**AIM OF THE EXERCISE:** According to the passage on censorship in Nazi Germany below, which 1933 film did the Nazis ban because of the prominent role of Ernst Roehm?

**DOCUMENT TEXT:**
::::::::

Censorship in Nazi Germany was extreme and strictly enforced by the governing Nazi Party, but specifically by Joseph Goebbels and his Reich Ministry of Public Enlightenment and Propaganda. Censorship within Nazi Germany included control of all forms of mass communication, which included newspaper, music, literature, radio, and film. The same body also produced and disseminated their own literature which were solely devoted to furthering Nazi ideas and myths. Anti-semitism lay at the core of their works, including 1940 films such as Jud Süß and The Eternal Jew. The ministry promoted the cult of Adolf Hitler by sponsoring early films such as Triumph of the Will of the 1934 rally and The Victory of Faith made in 1933, and which survives now as a single copy recently discovered in the UK. It was banned by the Nazis owing to the prominent role of Ernst Roehm, who was murdered by Hitler on the Night of the Long Knives in 1934.

Media
The ministry tightly controlled information available to their citizens. Almost all Modernist art, such as Impressionism and Expressionism, was considered degenerate art by the Nazi regime, and much modern music such as Jazz and Swing was also barred as degenerate music. Jewish composers like Mendelssohn and Schoenberg were also banned.

::::::::

**INFORMATION SHOWN:**

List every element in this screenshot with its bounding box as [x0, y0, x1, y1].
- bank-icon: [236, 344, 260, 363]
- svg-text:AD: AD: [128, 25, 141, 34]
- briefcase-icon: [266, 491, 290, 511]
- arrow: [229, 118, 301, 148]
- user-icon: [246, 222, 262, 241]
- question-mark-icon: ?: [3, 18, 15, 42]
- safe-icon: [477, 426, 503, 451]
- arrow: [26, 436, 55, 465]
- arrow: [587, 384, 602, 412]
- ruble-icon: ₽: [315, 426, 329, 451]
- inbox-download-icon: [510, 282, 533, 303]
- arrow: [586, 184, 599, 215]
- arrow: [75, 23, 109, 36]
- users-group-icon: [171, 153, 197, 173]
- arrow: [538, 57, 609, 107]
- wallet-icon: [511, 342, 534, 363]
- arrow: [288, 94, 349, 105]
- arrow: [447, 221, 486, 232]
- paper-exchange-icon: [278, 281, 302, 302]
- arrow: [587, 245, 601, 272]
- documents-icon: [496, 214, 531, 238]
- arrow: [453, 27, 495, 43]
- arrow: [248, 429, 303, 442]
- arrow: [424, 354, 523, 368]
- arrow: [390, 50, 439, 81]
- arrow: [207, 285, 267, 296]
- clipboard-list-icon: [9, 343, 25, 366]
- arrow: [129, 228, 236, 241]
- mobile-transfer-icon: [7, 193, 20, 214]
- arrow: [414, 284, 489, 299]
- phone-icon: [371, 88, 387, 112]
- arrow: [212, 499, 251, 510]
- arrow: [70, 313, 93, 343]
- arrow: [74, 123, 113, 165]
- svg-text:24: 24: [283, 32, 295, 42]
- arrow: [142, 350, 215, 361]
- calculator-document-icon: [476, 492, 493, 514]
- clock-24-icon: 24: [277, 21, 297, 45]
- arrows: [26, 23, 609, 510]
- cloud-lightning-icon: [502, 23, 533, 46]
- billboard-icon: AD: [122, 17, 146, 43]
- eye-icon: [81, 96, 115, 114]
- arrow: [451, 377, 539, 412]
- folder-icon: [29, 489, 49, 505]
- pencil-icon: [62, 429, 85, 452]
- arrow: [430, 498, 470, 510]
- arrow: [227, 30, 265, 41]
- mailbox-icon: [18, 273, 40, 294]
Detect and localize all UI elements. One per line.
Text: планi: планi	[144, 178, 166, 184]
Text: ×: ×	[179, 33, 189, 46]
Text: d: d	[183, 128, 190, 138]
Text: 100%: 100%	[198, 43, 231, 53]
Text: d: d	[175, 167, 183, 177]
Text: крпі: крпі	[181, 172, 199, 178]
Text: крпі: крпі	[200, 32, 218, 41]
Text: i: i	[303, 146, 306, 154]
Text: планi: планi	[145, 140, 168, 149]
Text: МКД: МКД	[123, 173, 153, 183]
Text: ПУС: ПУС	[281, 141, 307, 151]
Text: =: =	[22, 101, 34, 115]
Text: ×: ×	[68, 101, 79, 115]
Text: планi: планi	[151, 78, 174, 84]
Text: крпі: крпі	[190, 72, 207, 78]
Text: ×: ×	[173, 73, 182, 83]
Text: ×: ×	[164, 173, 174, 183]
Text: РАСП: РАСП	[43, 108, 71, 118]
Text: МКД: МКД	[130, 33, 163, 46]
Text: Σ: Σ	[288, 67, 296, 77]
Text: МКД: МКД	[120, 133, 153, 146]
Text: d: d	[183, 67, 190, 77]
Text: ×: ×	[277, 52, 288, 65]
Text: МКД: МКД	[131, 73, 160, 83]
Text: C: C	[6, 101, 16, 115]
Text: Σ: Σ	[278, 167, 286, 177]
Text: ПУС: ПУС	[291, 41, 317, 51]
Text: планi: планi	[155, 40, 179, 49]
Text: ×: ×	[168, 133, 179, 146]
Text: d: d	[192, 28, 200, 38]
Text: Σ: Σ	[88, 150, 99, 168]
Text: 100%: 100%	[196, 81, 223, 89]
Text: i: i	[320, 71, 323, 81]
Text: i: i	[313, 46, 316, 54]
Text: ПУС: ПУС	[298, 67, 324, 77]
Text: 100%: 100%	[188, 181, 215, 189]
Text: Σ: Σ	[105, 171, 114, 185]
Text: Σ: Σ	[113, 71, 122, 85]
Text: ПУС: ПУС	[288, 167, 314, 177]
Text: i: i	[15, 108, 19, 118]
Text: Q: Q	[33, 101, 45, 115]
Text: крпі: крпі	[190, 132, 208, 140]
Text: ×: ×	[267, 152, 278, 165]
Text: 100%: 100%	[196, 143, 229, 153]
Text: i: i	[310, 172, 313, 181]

::::::::

**EXERCISE SOLUTION:** The Victory of Faith.